--- Problem details ---
Copy each line where the word "吾以钻为盟耀真爱永恒" occurs.

--- Dataset entries ---
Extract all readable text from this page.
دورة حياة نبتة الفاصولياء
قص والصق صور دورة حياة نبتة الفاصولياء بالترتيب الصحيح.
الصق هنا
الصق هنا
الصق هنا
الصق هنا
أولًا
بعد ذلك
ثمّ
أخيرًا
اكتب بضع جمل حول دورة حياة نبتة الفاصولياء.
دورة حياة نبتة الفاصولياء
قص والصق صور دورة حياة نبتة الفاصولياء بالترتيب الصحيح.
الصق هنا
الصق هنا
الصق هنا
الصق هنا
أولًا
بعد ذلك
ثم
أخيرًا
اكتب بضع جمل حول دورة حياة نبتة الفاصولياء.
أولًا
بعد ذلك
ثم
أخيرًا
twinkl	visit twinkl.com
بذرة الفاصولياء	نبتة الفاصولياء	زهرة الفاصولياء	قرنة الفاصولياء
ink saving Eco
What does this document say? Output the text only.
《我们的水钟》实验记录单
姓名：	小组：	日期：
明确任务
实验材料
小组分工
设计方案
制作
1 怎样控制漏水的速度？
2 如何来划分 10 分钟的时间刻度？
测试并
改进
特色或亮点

---

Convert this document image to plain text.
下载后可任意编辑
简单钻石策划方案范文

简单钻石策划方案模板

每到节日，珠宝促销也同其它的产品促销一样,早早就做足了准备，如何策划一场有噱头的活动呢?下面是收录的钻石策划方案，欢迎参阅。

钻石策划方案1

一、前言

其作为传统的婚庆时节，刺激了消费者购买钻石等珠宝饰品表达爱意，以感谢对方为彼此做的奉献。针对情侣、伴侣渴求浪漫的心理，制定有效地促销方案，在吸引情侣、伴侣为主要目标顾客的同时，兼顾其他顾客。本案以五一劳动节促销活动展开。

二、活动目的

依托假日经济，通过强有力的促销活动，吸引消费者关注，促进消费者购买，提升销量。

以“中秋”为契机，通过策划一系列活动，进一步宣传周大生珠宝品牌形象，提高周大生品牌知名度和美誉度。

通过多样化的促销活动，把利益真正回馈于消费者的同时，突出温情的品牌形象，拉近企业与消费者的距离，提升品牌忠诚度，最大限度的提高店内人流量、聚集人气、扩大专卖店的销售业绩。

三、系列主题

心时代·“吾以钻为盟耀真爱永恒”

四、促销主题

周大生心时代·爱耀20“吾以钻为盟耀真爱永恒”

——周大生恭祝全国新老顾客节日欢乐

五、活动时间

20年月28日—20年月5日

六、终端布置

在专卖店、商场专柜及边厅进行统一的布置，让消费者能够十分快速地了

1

* * *

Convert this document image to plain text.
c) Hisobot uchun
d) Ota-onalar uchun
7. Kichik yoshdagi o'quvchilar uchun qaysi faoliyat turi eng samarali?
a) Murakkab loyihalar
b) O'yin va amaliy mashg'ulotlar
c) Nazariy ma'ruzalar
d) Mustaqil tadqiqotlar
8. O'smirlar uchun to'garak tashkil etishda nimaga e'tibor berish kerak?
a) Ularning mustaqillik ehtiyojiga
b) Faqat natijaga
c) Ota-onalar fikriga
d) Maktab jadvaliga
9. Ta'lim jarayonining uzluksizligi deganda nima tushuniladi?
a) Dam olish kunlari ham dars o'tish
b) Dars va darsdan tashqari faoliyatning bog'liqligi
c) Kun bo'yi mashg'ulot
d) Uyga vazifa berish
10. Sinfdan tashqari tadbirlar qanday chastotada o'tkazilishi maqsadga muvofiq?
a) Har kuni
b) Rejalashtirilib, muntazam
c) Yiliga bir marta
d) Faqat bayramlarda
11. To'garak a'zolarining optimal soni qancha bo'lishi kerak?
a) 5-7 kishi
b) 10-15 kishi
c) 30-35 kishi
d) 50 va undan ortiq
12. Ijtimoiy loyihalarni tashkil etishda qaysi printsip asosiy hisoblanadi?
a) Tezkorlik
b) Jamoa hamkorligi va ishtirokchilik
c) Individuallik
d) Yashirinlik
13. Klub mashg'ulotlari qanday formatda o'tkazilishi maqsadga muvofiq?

--- Expected output ---
心时代·“吾以钻为盟耀真爱永恒”
周大生心时代·爱耀20“吾以钻为盟耀真爱永恒”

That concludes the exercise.